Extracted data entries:
************

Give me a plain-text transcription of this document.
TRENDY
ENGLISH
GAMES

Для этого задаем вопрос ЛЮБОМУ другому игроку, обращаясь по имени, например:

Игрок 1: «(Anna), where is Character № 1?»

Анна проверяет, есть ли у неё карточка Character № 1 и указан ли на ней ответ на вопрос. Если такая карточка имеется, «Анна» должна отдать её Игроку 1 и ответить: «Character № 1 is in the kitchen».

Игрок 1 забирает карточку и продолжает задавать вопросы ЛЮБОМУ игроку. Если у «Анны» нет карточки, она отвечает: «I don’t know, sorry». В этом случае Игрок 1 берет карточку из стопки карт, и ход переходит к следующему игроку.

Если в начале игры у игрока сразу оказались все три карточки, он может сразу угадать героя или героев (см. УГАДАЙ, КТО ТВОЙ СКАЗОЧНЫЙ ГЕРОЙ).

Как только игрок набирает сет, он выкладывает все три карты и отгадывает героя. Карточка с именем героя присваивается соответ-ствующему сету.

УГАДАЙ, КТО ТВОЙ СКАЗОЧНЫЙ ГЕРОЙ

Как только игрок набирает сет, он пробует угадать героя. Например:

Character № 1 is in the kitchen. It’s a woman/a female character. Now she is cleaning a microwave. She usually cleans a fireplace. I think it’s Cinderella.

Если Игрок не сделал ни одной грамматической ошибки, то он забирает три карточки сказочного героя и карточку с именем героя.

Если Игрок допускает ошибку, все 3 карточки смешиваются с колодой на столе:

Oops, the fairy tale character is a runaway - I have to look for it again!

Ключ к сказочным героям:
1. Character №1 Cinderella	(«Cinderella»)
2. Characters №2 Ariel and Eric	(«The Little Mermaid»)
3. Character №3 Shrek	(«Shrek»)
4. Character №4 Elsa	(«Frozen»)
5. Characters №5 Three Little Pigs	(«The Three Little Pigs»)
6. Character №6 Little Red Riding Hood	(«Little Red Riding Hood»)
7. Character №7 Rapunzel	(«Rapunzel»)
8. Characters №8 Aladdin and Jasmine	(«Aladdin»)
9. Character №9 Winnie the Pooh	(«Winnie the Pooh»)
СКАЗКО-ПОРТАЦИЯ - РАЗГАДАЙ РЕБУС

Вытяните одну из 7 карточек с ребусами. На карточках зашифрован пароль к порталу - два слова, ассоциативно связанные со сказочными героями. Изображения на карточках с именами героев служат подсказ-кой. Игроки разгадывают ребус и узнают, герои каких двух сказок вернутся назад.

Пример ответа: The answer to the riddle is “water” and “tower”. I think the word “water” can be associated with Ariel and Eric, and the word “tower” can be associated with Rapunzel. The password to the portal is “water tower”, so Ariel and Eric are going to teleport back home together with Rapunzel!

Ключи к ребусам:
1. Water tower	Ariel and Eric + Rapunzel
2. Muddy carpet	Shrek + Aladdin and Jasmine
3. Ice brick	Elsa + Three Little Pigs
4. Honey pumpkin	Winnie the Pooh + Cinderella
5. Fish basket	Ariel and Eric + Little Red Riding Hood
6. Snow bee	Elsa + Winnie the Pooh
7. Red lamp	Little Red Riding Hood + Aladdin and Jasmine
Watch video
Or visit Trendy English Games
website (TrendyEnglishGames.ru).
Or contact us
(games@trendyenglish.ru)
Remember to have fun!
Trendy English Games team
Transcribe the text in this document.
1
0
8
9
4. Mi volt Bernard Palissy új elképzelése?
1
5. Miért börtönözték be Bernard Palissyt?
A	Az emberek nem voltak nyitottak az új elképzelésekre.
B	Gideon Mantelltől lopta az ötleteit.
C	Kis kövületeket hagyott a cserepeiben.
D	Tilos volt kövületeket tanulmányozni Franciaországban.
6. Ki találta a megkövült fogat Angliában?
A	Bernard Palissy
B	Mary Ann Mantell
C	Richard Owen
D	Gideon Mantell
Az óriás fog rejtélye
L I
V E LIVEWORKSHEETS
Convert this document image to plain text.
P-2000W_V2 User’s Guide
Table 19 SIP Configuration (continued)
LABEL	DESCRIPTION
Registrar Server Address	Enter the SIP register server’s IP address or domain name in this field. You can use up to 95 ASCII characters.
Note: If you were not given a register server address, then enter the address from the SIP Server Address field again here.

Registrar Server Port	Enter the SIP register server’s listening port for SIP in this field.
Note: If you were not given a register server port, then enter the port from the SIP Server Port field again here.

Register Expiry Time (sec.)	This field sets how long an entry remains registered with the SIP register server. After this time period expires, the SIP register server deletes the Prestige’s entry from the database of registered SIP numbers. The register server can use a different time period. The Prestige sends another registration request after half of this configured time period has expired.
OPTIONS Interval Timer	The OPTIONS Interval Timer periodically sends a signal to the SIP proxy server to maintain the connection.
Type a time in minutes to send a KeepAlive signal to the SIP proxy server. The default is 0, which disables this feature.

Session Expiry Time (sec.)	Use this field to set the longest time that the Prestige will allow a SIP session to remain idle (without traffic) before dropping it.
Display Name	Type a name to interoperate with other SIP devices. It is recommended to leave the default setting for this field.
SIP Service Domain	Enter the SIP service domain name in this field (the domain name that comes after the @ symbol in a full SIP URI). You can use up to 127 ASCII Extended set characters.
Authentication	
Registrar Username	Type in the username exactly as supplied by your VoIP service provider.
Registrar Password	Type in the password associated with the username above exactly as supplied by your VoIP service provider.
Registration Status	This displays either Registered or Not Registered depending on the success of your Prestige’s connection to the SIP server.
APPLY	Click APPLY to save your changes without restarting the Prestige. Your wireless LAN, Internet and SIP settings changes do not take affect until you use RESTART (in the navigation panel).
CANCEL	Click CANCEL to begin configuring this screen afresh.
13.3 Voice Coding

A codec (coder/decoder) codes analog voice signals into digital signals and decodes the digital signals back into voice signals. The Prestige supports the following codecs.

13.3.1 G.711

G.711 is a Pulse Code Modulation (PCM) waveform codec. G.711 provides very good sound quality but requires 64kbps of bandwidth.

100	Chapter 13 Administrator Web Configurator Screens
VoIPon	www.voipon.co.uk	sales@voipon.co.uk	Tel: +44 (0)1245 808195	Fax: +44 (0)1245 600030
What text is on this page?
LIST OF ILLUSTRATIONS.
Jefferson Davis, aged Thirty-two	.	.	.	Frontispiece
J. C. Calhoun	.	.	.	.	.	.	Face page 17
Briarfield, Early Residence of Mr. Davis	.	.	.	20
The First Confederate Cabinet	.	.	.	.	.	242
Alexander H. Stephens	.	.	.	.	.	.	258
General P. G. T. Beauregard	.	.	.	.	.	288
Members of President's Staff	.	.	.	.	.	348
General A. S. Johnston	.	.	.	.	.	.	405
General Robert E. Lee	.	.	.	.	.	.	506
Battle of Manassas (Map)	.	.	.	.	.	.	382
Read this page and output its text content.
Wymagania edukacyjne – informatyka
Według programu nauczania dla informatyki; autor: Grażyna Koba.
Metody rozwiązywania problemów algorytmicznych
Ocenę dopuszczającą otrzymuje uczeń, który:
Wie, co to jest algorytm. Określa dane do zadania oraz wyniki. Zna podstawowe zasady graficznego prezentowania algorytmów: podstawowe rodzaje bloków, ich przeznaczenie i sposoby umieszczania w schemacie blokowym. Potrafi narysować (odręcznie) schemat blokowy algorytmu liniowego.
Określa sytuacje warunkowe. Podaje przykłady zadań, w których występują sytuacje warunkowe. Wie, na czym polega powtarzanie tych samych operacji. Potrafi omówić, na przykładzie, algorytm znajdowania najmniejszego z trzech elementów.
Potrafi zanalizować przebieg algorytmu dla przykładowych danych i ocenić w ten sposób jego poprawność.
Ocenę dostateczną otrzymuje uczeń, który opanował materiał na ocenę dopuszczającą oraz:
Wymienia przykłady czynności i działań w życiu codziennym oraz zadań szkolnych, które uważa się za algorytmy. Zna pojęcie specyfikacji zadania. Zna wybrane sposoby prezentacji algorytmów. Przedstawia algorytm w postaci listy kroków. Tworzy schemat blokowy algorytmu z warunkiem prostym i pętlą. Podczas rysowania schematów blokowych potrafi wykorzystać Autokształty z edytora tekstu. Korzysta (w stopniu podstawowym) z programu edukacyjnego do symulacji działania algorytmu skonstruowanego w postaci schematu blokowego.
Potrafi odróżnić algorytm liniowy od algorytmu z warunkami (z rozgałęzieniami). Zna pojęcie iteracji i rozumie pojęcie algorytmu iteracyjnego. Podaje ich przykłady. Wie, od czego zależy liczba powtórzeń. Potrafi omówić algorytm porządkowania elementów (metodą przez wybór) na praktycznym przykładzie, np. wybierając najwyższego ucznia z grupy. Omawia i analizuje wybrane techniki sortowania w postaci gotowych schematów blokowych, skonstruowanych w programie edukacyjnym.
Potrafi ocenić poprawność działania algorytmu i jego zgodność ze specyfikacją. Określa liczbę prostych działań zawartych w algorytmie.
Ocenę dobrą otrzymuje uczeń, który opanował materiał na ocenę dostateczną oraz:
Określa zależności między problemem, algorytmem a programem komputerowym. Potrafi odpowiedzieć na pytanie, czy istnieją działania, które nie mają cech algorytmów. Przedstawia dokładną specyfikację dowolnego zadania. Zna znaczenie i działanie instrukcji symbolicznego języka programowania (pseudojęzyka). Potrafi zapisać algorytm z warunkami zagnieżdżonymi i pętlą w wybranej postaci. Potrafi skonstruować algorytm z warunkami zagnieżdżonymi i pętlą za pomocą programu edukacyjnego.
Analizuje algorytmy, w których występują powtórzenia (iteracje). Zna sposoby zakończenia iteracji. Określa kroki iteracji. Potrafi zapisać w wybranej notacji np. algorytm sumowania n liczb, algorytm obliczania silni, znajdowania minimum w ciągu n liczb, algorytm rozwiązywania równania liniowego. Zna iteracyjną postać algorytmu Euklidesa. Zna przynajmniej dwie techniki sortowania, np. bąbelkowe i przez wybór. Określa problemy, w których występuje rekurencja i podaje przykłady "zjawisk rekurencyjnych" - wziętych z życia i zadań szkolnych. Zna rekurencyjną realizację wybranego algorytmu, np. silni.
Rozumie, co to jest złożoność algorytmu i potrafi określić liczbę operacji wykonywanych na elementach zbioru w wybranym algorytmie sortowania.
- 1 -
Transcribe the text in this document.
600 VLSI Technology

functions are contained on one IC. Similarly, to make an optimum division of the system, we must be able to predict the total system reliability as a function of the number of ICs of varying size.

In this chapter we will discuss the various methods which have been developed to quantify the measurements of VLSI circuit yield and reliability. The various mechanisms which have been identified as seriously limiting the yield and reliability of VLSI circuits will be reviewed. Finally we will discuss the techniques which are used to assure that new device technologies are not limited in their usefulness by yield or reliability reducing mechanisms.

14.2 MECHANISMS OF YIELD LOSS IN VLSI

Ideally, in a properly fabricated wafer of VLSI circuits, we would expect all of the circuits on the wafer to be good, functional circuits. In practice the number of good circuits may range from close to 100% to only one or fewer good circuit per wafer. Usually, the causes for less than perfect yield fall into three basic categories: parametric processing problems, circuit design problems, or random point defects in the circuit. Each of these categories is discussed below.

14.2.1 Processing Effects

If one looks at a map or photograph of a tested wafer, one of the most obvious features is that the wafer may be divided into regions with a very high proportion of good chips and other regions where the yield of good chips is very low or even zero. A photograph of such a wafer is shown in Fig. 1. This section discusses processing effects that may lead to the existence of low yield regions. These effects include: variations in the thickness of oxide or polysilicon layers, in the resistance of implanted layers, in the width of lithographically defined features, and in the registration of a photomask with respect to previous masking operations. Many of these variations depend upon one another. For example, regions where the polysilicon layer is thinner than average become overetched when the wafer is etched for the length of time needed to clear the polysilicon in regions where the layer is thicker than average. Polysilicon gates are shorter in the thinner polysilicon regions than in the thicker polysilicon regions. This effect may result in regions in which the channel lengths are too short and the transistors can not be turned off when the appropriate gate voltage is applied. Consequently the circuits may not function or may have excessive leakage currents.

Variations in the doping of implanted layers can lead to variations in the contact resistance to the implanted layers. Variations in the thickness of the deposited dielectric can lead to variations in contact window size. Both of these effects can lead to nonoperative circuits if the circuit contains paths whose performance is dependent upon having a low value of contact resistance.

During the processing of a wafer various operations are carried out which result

************

• Your goal:
Look through the entries above; copy every line holding the string "jest".

• Solved problem:
Wie, co to jest algorytm. Określa dane do zadania oraz wyniki. Zna podstawowe zasady graficznego prezentowania algorytmów: podstawowe rodzaje bloków, ich przeznaczenie i sposoby umieszczania w schemacie blokowym. Potrafi narysować (odręcznie) schemat blokowy algorytmu liniowego.
Rozumie, co to jest złożoność algorytmu i potrafi określić liczbę operacji wykonywanych na elementach zbioru w wybranym algorytmie sortowania.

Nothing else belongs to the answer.